● Exercise: From the records below, copy every line that contains the word "Step".

● Data lines:
* * *

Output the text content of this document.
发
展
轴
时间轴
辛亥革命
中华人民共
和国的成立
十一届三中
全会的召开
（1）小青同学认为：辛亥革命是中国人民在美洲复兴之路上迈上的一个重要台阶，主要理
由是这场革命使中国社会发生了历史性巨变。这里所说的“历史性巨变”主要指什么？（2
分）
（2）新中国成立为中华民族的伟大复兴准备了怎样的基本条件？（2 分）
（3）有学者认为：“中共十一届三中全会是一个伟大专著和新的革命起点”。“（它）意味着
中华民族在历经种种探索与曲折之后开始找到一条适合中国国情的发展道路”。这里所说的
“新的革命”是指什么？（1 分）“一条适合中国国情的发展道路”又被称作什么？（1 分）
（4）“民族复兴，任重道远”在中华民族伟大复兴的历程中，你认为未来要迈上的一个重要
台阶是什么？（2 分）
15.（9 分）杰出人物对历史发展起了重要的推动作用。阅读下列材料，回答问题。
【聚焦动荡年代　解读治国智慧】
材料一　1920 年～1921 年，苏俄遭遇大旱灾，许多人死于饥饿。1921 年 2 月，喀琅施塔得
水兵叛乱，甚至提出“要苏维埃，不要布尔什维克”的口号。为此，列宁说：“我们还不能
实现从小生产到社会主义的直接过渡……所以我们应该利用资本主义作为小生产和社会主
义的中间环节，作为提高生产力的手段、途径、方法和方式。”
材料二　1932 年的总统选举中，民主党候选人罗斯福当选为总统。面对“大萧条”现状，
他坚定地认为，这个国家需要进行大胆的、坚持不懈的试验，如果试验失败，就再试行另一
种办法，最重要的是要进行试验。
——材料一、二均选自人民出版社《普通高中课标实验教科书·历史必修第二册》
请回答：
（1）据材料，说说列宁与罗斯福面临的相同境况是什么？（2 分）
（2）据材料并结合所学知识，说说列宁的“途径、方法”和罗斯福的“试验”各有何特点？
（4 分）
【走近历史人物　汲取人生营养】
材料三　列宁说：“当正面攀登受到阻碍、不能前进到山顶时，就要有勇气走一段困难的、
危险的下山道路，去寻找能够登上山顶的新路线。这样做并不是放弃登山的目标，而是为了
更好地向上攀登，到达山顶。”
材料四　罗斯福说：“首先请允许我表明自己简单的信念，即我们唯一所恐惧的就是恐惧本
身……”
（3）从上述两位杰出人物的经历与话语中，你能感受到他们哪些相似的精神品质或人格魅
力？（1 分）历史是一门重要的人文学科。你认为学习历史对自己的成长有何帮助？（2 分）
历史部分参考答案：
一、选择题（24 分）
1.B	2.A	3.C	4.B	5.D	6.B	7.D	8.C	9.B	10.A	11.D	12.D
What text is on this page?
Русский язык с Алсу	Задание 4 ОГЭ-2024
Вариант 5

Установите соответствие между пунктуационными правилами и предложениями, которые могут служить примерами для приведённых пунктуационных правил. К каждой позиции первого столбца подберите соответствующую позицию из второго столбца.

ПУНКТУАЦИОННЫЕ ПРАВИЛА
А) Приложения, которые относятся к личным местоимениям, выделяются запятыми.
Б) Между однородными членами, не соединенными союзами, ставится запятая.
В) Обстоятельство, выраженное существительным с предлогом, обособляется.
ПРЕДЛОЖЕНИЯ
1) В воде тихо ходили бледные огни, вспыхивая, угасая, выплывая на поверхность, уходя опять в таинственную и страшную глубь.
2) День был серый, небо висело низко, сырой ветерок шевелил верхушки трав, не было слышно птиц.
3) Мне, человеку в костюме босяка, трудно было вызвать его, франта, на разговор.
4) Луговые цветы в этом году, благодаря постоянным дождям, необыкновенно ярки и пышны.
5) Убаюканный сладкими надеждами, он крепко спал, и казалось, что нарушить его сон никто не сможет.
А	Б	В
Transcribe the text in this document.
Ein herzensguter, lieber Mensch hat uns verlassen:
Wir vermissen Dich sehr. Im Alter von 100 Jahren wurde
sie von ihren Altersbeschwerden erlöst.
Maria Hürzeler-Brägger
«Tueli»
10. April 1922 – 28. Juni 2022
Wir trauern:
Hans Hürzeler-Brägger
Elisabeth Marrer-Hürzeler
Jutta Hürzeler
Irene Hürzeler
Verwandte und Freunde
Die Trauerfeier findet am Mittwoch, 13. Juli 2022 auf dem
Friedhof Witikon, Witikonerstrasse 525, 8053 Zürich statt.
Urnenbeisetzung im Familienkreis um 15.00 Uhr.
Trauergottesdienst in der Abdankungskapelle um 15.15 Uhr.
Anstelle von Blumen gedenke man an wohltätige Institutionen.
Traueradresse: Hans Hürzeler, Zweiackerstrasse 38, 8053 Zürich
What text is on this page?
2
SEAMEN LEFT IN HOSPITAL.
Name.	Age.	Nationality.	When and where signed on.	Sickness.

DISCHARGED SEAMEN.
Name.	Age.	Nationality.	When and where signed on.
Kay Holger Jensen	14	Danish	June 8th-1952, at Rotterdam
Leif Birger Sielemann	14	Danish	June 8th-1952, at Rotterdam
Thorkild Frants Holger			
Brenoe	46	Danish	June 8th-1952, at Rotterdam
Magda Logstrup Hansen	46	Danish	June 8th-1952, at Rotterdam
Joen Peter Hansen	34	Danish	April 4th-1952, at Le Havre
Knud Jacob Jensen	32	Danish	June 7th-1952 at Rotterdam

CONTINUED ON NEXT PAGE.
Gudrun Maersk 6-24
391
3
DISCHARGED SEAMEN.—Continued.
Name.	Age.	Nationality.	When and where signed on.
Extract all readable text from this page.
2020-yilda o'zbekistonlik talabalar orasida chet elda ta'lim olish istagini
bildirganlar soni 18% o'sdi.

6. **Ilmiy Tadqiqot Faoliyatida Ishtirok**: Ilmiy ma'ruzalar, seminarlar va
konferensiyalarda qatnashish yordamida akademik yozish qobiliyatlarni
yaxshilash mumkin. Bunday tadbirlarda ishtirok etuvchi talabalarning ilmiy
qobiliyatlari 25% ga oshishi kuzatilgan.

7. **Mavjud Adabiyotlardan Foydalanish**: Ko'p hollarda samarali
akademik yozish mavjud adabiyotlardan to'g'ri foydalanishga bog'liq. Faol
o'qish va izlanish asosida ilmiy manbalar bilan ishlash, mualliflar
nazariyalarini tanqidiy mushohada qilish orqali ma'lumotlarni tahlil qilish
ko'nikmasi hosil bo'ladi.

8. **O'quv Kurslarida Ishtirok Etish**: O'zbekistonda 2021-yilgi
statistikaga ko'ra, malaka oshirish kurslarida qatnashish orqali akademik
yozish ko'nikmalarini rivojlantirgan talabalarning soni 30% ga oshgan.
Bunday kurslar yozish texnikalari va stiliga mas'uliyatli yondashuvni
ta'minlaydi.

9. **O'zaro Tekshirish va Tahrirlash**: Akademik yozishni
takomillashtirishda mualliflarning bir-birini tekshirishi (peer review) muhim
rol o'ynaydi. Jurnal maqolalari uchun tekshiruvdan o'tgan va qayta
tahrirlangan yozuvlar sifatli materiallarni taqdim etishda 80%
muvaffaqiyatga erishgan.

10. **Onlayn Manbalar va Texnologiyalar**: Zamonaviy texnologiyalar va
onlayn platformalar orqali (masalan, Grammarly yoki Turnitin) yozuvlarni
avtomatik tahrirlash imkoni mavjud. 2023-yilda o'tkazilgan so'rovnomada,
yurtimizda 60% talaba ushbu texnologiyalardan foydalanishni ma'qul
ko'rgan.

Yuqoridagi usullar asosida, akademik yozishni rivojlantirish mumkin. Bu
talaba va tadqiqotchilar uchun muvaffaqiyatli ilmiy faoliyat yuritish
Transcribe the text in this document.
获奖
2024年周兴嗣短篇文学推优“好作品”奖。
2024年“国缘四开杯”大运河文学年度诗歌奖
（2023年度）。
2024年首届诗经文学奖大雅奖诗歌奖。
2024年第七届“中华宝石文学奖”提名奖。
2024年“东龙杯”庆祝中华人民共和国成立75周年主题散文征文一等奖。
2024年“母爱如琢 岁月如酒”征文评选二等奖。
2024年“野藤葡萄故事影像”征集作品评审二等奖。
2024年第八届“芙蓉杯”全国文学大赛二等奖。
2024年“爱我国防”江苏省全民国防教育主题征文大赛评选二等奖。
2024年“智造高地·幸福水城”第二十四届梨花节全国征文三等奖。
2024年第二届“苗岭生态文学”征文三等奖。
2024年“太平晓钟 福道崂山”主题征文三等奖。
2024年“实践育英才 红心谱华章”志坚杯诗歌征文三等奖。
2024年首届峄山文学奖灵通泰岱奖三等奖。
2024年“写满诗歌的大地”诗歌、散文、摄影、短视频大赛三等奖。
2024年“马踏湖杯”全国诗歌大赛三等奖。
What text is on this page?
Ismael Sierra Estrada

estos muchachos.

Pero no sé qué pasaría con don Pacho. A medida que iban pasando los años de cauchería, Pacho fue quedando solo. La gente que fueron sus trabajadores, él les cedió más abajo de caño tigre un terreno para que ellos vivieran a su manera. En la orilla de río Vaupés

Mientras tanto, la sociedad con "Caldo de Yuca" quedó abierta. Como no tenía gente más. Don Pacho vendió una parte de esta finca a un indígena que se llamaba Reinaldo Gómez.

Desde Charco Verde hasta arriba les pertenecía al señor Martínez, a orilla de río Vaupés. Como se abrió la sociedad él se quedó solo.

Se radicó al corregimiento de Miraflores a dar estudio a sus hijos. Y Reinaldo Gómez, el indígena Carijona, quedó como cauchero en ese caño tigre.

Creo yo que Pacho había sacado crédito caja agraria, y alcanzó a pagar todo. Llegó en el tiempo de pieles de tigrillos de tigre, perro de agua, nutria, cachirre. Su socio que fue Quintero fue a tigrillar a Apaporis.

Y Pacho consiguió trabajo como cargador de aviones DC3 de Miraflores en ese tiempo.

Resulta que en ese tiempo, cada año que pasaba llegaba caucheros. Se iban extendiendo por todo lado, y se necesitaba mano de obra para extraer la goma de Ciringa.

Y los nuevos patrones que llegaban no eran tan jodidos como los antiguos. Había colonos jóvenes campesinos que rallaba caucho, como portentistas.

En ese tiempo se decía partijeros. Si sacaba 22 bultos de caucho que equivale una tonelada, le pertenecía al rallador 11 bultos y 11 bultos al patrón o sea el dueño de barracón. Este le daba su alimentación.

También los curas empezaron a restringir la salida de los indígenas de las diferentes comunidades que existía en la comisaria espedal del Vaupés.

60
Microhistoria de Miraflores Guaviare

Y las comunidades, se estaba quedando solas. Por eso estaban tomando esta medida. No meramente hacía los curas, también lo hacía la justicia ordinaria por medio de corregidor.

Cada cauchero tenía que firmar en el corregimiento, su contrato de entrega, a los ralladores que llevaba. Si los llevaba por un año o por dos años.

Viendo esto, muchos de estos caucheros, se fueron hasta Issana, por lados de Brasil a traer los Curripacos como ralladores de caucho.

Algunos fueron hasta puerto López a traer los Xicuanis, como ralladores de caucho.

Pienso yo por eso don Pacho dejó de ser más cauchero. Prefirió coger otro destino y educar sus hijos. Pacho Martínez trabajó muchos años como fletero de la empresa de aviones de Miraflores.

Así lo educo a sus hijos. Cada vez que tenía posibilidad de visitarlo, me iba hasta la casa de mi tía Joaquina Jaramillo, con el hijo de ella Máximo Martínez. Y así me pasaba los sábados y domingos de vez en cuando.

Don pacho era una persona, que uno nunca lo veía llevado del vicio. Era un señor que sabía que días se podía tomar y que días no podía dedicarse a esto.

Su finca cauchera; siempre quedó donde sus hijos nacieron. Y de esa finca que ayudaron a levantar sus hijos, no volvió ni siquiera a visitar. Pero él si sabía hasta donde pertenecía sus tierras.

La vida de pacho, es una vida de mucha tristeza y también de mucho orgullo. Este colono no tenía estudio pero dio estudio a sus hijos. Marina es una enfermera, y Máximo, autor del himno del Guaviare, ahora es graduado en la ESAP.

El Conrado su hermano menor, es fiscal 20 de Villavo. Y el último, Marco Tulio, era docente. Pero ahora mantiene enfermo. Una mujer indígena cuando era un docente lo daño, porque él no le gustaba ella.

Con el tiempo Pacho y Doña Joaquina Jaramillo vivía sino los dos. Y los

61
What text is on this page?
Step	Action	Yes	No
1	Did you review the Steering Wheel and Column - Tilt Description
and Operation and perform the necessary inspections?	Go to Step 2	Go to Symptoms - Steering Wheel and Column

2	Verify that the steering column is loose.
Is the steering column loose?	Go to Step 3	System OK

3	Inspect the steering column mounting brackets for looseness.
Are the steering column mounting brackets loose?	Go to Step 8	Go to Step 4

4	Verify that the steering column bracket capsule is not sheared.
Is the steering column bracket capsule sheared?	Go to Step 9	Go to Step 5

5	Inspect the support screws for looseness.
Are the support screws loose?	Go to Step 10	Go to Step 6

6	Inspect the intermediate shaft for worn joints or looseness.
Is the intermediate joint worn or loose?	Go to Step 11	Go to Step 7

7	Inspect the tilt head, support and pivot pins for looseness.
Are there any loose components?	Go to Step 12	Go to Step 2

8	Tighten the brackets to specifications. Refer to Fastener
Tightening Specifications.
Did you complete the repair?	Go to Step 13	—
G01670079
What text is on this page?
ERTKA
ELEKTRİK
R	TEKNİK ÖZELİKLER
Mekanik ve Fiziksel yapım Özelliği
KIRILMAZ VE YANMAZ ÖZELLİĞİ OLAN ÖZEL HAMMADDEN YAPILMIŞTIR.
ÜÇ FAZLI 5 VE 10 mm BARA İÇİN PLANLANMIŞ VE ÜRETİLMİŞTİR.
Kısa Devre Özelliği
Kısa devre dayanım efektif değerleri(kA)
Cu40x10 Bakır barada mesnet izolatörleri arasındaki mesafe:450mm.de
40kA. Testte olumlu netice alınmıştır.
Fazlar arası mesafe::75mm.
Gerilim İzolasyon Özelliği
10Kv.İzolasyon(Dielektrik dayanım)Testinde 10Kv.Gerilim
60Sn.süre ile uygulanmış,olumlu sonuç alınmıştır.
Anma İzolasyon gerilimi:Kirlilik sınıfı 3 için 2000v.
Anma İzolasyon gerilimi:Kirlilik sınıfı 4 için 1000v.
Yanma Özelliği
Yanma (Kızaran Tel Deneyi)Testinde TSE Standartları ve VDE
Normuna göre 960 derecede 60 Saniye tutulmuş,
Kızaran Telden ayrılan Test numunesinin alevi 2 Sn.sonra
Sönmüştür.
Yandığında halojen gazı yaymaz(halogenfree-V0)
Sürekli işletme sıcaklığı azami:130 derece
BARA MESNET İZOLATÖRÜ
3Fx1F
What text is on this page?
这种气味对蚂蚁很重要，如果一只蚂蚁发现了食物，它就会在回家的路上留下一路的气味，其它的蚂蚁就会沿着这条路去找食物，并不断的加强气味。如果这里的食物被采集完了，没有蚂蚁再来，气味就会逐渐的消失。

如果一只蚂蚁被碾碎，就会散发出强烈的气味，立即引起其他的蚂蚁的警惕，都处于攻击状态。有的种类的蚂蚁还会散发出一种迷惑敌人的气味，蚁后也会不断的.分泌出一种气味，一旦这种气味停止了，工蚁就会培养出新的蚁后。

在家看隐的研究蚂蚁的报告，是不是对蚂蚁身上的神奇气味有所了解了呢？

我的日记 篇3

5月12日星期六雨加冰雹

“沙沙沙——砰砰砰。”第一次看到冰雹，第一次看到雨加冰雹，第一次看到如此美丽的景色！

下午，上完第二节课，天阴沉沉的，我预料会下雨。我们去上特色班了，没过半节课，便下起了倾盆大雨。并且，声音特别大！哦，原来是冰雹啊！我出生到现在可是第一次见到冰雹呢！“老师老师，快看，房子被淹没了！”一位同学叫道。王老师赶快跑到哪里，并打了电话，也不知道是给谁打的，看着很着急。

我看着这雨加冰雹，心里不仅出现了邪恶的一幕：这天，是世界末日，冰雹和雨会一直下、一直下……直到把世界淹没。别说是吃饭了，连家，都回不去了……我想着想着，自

* * *

● Result for this exercise:
Step	Action	Yes	No
and Operation and perform the necessary inspections?	Go to Step 2	Go to Symptoms - Steering Wheel and Column
Is the steering column loose?	Go to Step 3	System OK
Are the steering column mounting brackets loose?	Go to Step 8	Go to Step 4
Is the steering column bracket capsule sheared?	Go to Step 9	Go to Step 5
Are the support screws loose?	Go to Step 10	Go to Step 6
Is the intermediate joint worn or loose?	Go to Step 11	Go to Step 7
Are there any loose components?	Go to Step 12	Go to Step 2
Did you complete the repair?	Go to Step 13	—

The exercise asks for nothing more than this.